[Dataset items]
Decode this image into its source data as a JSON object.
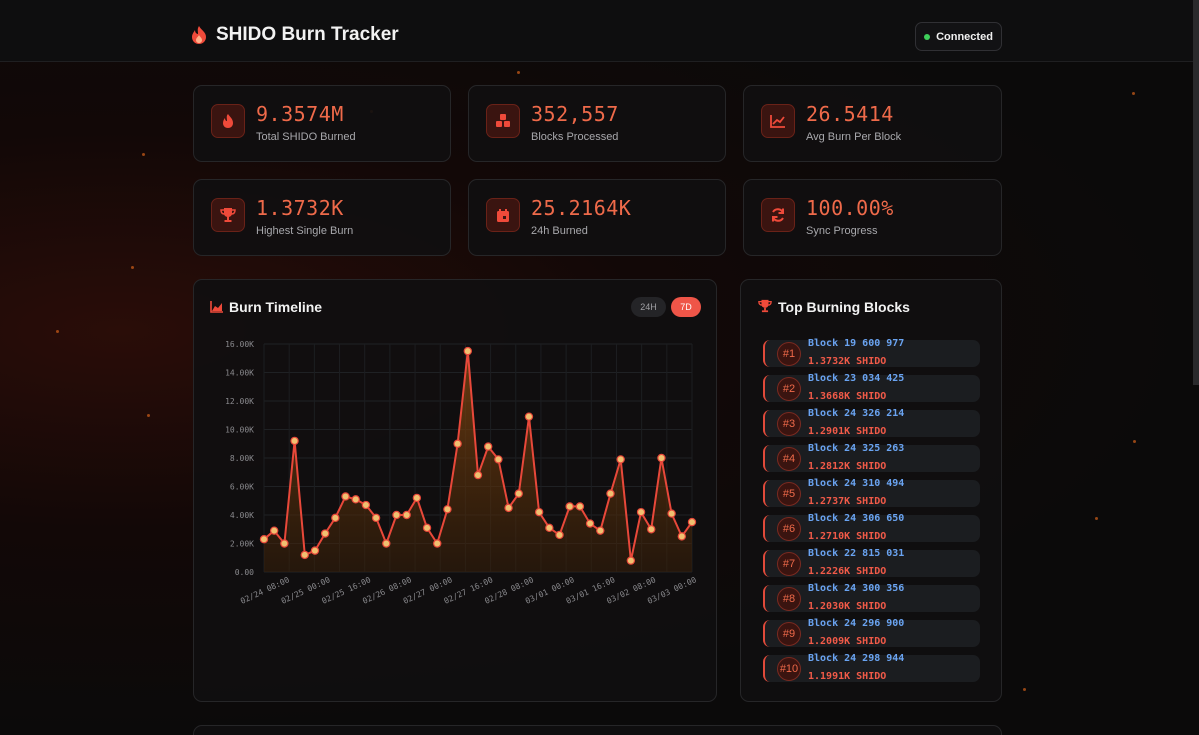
{
  "header": {
    "title": "SHIDO Burn Tracker",
    "status": "Connected"
  },
  "stats": [
    {
      "value": "9.3574M",
      "label": "Total SHIDO Burned",
      "icon": "flame-icon"
    },
    {
      "value": "352,557",
      "label": "Blocks Processed",
      "icon": "cubes-icon"
    },
    {
      "value": "26.5414",
      "label": "Avg Burn Per Block",
      "icon": "line-chart-icon"
    },
    {
      "value": "1.3732K",
      "label": "Highest Single Burn",
      "icon": "trophy-icon"
    },
    {
      "value": "25.2164K",
      "label": "24h Burned",
      "icon": "calendar-icon"
    },
    {
      "value": "100.00%",
      "label": "Sync Progress",
      "icon": "sync-icon"
    }
  ],
  "timeline": {
    "title": "Burn Timeline",
    "tabs": [
      {
        "label": "24H",
        "active": false
      },
      {
        "label": "7D",
        "active": true
      }
    ]
  },
  "chart_data": {
    "type": "area",
    "ylim": [
      0,
      16000
    ],
    "y_ticks": [
      "0.00",
      "2.00K",
      "4.00K",
      "6.00K",
      "8.00K",
      "10.00K",
      "12.00K",
      "14.00K",
      "16.00K"
    ],
    "x_ticks": [
      "02/24 08:00",
      "02/25 00:00",
      "02/25 16:00",
      "02/26 08:00",
      "02/27 00:00",
      "02/27 16:00",
      "02/28 08:00",
      "03/01 00:00",
      "03/01 16:00",
      "03/02 08:00",
      "03/03 00:00"
    ],
    "colors": {
      "line": "#e8483a",
      "point_fill": "#f0c070",
      "area_top": "#8a4a10"
    },
    "series": [
      {
        "values": [
          2300,
          2900,
          2000,
          9200,
          1200,
          1500,
          2700,
          3800,
          5300,
          5100,
          4700,
          3800,
          2000,
          4000,
          4000,
          5200,
          3100,
          2000,
          4400,
          9000,
          15500,
          6800,
          8800,
          7900,
          4500,
          5500,
          10900,
          4200,
          3100,
          2600,
          4600,
          4600,
          3400,
          2900,
          5500,
          7900,
          800,
          4200,
          3000,
          8000,
          4100,
          2500,
          3500
        ]
      }
    ]
  },
  "top_blocks": {
    "title": "Top Burning Blocks",
    "items": [
      {
        "rank": "#1",
        "block": "Block 19 600 977",
        "amount": "1.3732K SHIDO"
      },
      {
        "rank": "#2",
        "block": "Block 23 034 425",
        "amount": "1.3668K SHIDO"
      },
      {
        "rank": "#3",
        "block": "Block 24 326 214",
        "amount": "1.2901K SHIDO"
      },
      {
        "rank": "#4",
        "block": "Block 24 325 263",
        "amount": "1.2812K SHIDO"
      },
      {
        "rank": "#5",
        "block": "Block 24 310 494",
        "amount": "1.2737K SHIDO"
      },
      {
        "rank": "#6",
        "block": "Block 24 306 650",
        "amount": "1.2710K SHIDO"
      },
      {
        "rank": "#7",
        "block": "Block 22 815 031",
        "amount": "1.2226K SHIDO"
      },
      {
        "rank": "#8",
        "block": "Block 24 300 356",
        "amount": "1.2030K SHIDO"
      },
      {
        "rank": "#9",
        "block": "Block 24 296 900",
        "amount": "1.2009K SHIDO"
      },
      {
        "rank": "#10",
        "block": "Block 24 298 944",
        "amount": "1.1991K SHIDO"
      }
    ]
  }
}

Instructions to follow
Return each line in the records that holds the string "icon".

Task output
      "icon": "flame-icon"
      "icon": "cubes-icon"
      "icon": "line-chart-icon"
      "icon": "trophy-icon"
      "icon": "calendar-icon"
      "icon": "sync-icon"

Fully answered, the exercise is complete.